◆ **The exercise**
Go over the entries below line by line, copying each one that contains the word "driven".

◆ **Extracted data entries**
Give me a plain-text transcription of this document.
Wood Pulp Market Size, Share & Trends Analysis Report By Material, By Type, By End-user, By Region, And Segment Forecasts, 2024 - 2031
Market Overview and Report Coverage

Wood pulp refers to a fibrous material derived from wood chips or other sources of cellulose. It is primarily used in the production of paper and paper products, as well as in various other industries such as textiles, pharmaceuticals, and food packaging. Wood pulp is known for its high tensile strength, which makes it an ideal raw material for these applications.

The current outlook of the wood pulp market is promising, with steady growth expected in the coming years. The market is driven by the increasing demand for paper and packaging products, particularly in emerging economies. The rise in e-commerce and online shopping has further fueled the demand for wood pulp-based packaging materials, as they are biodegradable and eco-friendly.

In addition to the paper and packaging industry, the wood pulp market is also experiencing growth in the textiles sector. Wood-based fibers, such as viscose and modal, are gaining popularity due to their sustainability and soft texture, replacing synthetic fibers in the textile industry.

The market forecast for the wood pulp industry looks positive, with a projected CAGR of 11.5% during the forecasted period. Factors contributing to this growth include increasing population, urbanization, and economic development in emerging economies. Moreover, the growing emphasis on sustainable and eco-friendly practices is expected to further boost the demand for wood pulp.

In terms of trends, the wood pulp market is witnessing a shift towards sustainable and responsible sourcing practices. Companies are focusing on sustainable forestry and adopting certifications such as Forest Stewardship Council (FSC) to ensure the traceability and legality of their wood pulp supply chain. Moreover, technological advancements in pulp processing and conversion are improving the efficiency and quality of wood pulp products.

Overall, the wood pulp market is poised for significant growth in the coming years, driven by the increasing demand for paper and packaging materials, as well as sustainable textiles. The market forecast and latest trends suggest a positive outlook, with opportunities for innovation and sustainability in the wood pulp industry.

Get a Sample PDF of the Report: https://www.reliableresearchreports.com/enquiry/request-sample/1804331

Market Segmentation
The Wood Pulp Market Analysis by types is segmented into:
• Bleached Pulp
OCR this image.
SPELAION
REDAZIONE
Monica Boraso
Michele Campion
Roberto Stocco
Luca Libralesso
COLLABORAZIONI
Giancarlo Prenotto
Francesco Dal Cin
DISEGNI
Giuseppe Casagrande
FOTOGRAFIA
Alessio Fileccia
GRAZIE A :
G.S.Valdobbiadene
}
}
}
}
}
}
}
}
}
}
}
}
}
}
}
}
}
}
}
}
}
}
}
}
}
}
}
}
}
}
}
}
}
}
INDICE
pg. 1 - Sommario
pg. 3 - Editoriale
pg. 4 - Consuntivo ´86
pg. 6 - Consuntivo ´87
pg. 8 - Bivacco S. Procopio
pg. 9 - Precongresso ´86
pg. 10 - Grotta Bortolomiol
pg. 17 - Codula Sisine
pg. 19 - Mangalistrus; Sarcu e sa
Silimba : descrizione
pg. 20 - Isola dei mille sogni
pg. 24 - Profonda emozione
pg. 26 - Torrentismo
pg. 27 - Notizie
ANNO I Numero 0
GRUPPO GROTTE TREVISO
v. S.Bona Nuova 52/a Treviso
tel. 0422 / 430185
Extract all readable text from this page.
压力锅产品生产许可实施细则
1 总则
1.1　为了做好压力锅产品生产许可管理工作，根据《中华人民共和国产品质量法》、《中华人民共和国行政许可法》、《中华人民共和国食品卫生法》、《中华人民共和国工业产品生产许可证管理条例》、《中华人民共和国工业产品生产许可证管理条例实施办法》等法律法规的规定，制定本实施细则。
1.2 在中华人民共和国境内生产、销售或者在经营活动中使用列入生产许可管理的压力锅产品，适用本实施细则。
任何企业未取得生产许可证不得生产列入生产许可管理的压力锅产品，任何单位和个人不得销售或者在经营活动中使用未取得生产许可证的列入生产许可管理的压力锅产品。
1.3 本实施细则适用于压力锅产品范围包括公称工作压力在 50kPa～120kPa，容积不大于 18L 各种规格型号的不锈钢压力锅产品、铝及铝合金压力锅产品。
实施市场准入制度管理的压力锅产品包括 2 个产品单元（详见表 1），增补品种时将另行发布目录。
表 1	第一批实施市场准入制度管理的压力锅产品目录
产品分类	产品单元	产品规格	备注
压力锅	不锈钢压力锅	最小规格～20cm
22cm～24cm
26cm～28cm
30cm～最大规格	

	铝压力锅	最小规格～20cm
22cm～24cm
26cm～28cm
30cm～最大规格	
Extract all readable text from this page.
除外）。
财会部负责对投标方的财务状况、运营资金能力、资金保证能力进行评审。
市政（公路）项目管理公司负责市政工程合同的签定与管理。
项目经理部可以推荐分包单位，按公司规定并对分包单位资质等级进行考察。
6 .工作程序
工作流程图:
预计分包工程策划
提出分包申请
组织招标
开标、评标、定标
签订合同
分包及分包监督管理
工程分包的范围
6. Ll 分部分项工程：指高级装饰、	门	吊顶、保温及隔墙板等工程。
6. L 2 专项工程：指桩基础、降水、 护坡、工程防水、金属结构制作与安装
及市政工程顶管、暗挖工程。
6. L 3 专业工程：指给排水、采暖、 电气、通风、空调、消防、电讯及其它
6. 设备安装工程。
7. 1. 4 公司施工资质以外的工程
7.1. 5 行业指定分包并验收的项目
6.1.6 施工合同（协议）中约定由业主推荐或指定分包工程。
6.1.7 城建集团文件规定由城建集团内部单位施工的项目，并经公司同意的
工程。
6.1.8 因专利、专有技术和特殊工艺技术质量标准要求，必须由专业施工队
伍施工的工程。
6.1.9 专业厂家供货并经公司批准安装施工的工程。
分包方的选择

◆ **Result of this exercise**
The current outlook of the wood pulp market is promising, with steady growth expected in the coming years. The market is driven by the increasing demand for paper and packaging products, particularly in emerging economies. The rise in e-commerce and online shopping has further fueled the demand for wood pulp-based packaging materials, as they are biodegradable and eco-friendly.
Overall, the wood pulp market is poised for significant growth in the coming years, driven by the increasing demand for paper and packaging materials, as well as sustainable textiles. The market forecast and latest trends suggest a positive outlook, with opportunities for innovation and sustainability in the wood pulp industry.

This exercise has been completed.